Written instruction: Can you find the lines of the listing that include "title" and copy every one?

[Data extracted from a collection]
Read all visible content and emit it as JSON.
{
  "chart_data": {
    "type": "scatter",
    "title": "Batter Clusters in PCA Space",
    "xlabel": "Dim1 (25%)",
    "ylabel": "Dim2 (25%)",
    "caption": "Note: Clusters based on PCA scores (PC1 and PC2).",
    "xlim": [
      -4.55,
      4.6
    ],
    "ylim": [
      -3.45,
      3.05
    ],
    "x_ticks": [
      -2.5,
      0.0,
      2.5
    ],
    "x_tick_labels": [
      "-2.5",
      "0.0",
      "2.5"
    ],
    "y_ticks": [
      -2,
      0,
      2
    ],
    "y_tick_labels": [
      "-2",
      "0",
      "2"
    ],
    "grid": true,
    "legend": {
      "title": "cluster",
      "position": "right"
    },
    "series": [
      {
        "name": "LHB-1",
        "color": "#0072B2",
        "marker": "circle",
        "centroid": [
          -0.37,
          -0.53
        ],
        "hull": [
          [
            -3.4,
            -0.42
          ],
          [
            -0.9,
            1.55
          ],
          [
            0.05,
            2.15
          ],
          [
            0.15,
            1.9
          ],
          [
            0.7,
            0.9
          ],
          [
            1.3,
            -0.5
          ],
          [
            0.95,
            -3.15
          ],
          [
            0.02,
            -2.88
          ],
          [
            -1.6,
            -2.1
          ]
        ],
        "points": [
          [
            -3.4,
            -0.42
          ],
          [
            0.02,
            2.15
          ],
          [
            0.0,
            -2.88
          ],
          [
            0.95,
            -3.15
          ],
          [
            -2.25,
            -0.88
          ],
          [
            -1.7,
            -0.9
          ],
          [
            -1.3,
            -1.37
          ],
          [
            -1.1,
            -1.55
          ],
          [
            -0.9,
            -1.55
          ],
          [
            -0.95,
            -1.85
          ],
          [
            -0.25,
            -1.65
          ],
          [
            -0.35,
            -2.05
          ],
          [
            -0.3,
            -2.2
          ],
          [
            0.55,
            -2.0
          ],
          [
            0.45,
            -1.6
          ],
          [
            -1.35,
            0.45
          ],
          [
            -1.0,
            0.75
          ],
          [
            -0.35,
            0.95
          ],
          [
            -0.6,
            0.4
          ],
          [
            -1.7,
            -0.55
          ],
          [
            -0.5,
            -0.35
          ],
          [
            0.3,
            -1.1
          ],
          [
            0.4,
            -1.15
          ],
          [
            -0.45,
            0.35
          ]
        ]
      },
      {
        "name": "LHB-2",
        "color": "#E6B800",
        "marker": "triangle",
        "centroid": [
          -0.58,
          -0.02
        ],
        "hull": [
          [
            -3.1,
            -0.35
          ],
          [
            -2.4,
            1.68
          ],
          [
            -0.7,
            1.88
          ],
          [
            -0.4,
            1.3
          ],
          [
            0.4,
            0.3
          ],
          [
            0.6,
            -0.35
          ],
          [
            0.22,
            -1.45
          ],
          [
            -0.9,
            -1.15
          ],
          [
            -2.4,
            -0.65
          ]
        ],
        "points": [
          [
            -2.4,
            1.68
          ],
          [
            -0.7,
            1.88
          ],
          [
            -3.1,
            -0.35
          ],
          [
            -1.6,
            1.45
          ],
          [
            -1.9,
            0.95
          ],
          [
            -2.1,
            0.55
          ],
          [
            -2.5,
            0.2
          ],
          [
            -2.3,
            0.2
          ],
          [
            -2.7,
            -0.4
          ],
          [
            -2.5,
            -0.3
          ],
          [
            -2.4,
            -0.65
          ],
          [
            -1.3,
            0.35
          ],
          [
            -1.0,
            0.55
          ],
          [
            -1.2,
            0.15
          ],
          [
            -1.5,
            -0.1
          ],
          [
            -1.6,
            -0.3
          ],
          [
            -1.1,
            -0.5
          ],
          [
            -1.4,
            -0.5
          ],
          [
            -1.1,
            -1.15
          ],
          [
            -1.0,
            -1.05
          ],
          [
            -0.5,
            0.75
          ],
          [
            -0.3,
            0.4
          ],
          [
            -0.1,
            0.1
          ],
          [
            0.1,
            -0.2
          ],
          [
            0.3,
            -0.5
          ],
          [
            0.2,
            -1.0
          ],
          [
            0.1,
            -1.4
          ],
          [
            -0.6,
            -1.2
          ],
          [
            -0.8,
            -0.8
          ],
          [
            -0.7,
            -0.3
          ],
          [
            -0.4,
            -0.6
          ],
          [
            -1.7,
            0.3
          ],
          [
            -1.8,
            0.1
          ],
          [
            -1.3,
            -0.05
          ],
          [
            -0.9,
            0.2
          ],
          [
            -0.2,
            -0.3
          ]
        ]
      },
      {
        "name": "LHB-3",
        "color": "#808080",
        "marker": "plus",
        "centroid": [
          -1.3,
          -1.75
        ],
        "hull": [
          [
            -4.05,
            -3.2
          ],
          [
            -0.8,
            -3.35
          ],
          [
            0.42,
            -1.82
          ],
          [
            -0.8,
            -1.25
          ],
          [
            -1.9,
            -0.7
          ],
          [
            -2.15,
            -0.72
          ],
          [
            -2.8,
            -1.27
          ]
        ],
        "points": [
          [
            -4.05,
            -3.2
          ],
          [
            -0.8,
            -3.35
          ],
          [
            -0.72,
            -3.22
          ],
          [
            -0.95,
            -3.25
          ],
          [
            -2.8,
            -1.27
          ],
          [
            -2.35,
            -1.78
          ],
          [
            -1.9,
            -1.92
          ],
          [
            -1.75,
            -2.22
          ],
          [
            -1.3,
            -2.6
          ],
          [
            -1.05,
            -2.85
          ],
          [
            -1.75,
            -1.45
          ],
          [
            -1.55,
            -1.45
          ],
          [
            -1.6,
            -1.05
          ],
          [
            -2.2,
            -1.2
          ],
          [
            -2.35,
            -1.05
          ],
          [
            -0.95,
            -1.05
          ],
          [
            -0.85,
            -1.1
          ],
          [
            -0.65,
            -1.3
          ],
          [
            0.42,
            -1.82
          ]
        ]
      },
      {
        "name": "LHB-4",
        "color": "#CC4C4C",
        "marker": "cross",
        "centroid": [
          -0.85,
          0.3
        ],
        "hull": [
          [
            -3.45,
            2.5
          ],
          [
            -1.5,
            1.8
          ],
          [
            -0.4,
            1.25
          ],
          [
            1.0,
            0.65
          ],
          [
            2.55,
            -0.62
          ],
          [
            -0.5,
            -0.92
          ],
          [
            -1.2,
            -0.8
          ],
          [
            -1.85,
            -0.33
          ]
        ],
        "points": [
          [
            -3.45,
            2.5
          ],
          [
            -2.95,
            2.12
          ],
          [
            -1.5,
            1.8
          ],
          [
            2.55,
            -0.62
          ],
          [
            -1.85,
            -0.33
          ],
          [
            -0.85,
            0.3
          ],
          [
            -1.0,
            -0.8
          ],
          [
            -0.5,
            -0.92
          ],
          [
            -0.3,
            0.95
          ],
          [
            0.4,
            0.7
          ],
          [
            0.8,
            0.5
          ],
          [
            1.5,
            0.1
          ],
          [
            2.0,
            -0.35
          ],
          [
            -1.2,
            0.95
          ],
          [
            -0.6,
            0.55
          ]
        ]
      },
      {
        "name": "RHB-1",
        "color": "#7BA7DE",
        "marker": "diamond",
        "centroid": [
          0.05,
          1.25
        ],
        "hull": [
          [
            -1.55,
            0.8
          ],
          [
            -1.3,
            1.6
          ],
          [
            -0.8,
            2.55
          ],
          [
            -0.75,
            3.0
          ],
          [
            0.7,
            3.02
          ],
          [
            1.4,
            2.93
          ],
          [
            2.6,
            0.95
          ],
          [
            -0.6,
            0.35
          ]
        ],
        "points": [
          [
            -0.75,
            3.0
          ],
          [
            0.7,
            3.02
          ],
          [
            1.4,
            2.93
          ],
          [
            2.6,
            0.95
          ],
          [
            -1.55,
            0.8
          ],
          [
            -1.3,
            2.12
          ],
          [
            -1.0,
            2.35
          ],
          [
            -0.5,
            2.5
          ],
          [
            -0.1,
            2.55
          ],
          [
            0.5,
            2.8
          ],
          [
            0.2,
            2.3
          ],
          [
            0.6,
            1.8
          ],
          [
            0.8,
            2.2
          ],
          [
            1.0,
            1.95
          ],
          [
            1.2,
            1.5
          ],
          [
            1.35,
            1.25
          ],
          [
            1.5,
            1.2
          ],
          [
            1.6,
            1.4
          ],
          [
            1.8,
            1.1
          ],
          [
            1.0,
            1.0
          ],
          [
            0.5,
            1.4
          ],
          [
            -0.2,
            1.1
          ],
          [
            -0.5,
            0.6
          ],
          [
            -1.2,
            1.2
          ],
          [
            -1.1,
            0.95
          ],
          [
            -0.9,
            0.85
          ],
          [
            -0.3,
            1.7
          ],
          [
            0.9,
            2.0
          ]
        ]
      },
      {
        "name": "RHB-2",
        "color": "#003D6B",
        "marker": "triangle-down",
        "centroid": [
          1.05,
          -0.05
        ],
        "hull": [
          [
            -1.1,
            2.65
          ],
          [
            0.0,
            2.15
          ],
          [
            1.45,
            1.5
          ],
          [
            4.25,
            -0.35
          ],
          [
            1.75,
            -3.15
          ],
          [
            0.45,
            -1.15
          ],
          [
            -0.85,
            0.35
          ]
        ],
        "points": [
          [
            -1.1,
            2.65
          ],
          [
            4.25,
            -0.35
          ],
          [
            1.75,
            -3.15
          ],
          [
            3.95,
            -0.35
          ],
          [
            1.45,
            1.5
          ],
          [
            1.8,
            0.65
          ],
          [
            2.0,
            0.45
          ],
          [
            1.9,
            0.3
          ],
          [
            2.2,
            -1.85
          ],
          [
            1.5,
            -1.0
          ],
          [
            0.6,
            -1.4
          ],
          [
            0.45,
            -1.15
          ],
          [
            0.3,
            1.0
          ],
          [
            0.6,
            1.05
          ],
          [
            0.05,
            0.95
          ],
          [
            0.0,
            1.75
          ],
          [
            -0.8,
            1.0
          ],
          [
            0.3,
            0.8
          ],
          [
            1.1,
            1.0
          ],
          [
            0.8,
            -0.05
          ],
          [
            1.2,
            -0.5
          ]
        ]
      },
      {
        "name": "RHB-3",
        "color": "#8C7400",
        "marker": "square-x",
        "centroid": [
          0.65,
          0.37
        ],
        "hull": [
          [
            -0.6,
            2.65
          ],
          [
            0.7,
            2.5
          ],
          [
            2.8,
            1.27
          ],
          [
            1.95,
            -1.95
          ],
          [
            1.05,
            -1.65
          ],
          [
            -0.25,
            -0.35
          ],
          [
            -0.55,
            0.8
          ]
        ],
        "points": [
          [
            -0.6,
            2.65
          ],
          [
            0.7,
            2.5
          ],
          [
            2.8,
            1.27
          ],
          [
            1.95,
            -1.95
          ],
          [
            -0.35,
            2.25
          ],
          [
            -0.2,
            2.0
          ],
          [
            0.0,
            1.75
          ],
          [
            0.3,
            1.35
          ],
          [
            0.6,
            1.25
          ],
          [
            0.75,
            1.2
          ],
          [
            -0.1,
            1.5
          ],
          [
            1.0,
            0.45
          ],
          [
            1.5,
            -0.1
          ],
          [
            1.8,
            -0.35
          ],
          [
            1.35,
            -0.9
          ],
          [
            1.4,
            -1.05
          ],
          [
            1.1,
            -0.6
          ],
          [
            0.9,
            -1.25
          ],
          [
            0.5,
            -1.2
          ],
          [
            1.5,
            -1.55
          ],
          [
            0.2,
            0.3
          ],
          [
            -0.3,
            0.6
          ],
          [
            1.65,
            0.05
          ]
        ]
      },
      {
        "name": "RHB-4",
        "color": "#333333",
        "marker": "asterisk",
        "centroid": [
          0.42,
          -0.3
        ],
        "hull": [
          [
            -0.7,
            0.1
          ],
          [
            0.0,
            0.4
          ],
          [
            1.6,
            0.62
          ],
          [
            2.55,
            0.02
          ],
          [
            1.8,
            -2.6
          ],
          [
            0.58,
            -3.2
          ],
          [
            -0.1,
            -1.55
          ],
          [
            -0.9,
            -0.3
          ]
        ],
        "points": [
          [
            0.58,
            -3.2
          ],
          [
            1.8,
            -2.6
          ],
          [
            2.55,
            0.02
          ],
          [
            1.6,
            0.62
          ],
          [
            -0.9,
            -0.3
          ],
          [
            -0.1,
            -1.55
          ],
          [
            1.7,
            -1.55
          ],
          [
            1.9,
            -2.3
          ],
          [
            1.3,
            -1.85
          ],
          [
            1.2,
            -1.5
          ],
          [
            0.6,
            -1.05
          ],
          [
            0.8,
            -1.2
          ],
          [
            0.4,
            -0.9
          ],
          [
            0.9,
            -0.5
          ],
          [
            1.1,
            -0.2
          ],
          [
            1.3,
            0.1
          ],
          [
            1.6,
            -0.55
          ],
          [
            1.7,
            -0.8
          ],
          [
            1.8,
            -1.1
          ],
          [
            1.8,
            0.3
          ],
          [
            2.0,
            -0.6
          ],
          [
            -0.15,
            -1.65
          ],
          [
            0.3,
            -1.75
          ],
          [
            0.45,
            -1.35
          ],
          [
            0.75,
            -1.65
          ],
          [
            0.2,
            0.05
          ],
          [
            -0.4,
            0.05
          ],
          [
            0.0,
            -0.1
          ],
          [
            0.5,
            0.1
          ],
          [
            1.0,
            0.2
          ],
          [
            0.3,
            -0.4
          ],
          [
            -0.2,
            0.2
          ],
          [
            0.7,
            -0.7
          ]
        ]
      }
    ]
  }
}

Written solution:
    "title": "Batter Clusters in PCA Space",
      "title": "cluster",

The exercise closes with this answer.